### Dataset entries
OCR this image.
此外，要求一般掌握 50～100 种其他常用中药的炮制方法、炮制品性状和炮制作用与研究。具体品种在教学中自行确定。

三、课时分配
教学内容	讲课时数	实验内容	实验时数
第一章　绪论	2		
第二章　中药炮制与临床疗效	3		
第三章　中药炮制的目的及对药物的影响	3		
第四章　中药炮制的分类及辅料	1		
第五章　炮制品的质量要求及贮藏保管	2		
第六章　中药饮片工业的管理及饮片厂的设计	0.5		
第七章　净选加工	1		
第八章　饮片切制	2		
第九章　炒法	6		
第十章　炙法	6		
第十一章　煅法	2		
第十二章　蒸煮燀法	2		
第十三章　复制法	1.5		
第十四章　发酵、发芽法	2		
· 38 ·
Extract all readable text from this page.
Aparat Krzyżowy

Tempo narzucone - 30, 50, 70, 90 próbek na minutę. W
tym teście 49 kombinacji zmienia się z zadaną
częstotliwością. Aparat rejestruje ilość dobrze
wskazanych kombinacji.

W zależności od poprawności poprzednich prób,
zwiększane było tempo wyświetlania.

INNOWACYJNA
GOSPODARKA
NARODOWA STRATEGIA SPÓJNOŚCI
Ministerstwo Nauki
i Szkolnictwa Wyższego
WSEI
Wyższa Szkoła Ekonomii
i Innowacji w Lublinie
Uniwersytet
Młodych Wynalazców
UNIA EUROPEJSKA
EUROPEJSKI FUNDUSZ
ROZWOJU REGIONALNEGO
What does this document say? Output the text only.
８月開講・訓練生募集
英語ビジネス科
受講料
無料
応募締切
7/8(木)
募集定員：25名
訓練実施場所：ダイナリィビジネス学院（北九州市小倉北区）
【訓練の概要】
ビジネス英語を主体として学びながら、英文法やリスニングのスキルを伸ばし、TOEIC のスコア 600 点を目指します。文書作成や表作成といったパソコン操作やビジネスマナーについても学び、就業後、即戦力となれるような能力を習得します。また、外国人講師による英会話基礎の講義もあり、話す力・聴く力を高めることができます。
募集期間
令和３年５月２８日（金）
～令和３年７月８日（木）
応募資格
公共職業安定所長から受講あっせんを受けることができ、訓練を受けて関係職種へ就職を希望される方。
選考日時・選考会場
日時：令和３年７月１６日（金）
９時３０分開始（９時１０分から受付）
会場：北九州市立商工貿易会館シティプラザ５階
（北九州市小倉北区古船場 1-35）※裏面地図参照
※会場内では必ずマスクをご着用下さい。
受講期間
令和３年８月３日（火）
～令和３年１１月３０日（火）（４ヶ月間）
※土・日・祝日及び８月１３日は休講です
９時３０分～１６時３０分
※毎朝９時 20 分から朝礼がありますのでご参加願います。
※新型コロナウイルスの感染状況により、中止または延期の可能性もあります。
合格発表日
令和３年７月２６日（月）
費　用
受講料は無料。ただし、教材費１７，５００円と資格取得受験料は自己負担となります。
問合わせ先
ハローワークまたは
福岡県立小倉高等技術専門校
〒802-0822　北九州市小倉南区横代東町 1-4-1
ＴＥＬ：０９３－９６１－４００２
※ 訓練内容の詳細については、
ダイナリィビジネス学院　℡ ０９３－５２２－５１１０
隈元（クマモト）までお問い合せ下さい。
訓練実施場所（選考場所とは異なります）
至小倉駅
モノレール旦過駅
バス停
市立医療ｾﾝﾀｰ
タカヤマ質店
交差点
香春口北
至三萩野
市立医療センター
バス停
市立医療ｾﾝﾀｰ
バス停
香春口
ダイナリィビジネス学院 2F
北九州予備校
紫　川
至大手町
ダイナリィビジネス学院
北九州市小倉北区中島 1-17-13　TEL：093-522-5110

### Set exercise
For this exercise, please retype exactly the lines in the listing from the line with "What does this" through its last line, both ends included.

### Worked solution
What does this document say? Output the text only.
８月開講・訓練生募集
英語ビジネス科
受講料
無料
応募締切
7/8(木)
募集定員：25名
訓練実施場所：ダイナリィビジネス学院（北九州市小倉北区）
【訓練の概要】
ビジネス英語を主体として学びながら、英文法やリスニングのスキルを伸ばし、TOEIC のスコア 600 点を目指します。文書作成や表作成といったパソコン操作やビジネスマナーについても学び、就業後、即戦力となれるような能力を習得します。また、外国人講師による英会話基礎の講義もあり、話す力・聴く力を高めることができます。
募集期間
令和３年５月２８日（金）
～令和３年７月８日（木）
応募資格
公共職業安定所長から受講あっせんを受けることができ、訓練を受けて関係職種へ就職を希望される方。
選考日時・選考会場
日時：令和３年７月１６日（金）
９時３０分開始（９時１０分から受付）
会場：北九州市立商工貿易会館シティプラザ５階
（北九州市小倉北区古船場 1-35）※裏面地図参照
※会場内では必ずマスクをご着用下さい。
受講期間
令和３年８月３日（火）
～令和３年１１月３０日（火）（４ヶ月間）
※土・日・祝日及び８月１３日は休講です
９時３０分～１６時３０分
※毎朝９時 20 分から朝礼がありますのでご参加願います。
※新型コロナウイルスの感染状況により、中止または延期の可能性もあります。
合格発表日
令和３年７月２６日（月）
費　用
受講料は無料。ただし、教材費１７，５００円と資格取得受験料は自己負担となります。
問合わせ先
ハローワークまたは
福岡県立小倉高等技術専門校
〒802-0822　北九州市小倉南区横代東町 1-4-1
ＴＥＬ：０９３－９６１－４００２
※ 訓練内容の詳細については、
ダイナリィビジネス学院　℡ ０９３－５２２－５１１０
隈元（クマモト）までお問い合せ下さい。
訓練実施場所（選考場所とは異なります）
至小倉駅
モノレール旦過駅
バス停
市立医療ｾﾝﾀｰ
タカヤマ質店
交差点
香春口北
至三萩野
市立医療センター
バス停
市立医療ｾﾝﾀｰ
バス停
香春口
ダイナリィビジネス学院 2F
北九州予備校
紫　川
至大手町
ダイナリィビジネス学院
北九州市小倉北区中島 1-17-13　TEL：093-522-5110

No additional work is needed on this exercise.